:: Extracted entries
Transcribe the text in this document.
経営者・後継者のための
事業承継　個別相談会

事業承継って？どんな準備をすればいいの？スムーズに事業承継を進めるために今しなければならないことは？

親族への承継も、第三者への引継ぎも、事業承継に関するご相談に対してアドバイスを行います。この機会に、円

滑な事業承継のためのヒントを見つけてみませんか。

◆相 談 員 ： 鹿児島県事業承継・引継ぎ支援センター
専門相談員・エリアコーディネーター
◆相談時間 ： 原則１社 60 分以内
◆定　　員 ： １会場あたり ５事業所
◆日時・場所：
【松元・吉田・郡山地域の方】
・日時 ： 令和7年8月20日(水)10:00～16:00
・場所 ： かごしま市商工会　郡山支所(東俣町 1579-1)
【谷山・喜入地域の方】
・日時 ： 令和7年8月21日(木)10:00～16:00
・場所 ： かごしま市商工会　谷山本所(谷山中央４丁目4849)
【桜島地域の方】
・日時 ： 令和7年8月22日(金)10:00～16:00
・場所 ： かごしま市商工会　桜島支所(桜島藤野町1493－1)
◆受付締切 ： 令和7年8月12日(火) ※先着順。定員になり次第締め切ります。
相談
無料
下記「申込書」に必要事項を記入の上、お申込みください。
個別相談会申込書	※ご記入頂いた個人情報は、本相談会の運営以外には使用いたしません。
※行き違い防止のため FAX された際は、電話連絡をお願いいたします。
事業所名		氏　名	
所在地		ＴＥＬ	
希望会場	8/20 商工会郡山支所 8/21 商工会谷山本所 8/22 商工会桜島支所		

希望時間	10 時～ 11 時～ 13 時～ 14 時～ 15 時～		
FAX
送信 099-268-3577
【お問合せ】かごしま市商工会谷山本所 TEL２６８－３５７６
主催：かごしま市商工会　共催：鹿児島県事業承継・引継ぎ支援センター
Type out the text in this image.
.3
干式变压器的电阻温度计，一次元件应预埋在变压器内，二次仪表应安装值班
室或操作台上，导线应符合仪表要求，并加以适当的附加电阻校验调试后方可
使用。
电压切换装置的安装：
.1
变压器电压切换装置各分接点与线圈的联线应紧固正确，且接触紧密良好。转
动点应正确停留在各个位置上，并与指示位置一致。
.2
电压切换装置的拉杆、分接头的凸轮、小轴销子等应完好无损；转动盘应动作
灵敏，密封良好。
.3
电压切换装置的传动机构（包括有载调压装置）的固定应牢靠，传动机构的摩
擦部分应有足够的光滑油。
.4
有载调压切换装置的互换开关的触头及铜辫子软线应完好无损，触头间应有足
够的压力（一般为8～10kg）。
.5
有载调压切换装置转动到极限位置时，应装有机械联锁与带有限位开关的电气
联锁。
::::
Exercise requirements => Within the listing above, work out how many lines contain the string "text", and reply with that number only.

Written solution => 2